● **THE RECORDS**
--- Start ---

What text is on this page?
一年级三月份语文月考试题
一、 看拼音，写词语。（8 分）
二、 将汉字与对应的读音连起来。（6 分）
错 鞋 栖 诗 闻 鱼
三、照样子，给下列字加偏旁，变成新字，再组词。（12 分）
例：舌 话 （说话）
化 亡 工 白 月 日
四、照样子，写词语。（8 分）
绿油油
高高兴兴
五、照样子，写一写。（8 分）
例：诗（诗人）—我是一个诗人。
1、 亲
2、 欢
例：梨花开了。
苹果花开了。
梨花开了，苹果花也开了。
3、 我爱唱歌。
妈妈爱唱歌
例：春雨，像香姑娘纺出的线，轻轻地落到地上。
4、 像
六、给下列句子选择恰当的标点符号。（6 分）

--- End ---

● **EXERCISE TASK**
Each line of the material above must be retyped precisely.

● **COMPLETE OUTPUT**
What text is on this page?
一年级三月份语文月考试题
一、 看拼音，写词语。（8 分）
二、 将汉字与对应的读音连起来。（6 分）
错 鞋 栖 诗 闻 鱼
三、照样子，给下列字加偏旁，变成新字，再组词。（12 分）
例：舌 话 （说话）
化 亡 工 白 月 日
四、照样子，写词语。（8 分）
绿油油
高高兴兴
五、照样子，写一写。（8 分）
例：诗（诗人）—我是一个诗人。
1、 亲
2、 欢
例：梨花开了。
苹果花开了。
梨花开了，苹果花也开了。
3、 我爱唱歌。
妈妈爱唱歌
例：春雨，像香姑娘纺出的线，轻轻地落到地上。
4、 像
六、给下列句子选择恰当的标点符号。（6 分）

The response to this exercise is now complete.